DATASET EXTRACT →
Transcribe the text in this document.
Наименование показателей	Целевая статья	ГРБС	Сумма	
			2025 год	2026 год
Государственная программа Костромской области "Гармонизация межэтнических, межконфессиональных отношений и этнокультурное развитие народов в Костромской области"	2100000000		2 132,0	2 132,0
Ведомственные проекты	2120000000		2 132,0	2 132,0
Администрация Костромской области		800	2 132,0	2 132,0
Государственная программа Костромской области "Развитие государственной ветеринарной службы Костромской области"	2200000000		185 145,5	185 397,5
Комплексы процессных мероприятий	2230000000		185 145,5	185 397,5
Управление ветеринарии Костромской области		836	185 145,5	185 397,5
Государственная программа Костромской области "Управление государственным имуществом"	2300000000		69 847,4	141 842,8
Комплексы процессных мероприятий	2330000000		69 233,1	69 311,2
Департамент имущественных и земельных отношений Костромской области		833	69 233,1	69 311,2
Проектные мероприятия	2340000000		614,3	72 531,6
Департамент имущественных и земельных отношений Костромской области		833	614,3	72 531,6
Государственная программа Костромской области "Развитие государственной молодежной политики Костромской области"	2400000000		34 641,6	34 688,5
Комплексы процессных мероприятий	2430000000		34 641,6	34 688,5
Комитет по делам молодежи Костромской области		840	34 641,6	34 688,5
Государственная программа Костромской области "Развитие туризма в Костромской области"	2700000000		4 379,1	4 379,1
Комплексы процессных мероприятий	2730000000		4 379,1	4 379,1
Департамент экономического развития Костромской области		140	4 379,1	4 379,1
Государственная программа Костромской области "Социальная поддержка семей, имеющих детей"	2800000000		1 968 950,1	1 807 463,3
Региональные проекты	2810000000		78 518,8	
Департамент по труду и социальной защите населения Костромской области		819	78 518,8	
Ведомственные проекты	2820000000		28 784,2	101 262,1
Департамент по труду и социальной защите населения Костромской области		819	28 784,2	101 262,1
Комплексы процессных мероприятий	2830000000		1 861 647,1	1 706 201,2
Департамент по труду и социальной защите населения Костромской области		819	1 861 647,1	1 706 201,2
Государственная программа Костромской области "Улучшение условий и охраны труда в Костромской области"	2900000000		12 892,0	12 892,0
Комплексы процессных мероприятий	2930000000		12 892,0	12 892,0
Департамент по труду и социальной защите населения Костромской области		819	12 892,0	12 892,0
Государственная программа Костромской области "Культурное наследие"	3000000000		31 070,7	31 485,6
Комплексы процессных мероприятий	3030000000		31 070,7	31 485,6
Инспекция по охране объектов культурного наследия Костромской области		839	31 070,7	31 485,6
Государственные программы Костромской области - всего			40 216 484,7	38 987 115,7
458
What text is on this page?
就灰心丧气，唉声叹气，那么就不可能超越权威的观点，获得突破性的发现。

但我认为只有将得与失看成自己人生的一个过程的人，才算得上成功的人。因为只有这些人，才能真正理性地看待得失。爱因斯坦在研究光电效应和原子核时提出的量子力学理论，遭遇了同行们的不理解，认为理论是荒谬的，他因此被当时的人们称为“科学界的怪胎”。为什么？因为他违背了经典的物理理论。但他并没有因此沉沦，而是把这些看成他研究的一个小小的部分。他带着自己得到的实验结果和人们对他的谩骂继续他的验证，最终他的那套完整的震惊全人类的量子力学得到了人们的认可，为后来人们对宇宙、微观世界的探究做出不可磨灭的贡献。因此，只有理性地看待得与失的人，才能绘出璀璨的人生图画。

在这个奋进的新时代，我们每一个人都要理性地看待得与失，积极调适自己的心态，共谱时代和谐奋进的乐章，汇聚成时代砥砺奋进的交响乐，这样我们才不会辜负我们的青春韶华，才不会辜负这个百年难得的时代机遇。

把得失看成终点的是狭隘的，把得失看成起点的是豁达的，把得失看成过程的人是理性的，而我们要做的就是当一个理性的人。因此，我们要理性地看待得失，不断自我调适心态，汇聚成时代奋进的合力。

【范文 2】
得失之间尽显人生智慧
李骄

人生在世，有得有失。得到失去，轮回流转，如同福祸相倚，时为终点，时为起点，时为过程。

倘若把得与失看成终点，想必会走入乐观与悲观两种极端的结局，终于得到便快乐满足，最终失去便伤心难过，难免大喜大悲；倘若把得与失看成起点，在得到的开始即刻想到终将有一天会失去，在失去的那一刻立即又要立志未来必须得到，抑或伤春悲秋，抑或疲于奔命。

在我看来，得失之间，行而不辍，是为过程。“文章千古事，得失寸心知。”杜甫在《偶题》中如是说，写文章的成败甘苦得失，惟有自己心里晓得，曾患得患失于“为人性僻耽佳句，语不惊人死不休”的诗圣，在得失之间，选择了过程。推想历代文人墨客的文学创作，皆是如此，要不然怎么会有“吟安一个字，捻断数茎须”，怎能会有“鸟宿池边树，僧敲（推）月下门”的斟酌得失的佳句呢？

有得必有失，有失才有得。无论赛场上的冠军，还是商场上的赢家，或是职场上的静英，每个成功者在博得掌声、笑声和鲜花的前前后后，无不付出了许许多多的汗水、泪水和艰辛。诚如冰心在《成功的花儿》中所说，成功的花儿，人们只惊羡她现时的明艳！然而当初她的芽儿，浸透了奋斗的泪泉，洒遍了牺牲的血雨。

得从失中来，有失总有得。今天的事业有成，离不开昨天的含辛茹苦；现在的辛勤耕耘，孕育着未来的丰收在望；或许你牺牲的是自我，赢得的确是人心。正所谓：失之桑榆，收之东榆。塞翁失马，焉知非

WHAT TO DO → Working from the listing above, pick out every line that has "Ведомственные" and copy it.

TASK RESULT →
Ведомственные проекты	2120000000		2 132,0	2 132,0
Ведомственные проекты	2820000000		28 784,2	101 262,1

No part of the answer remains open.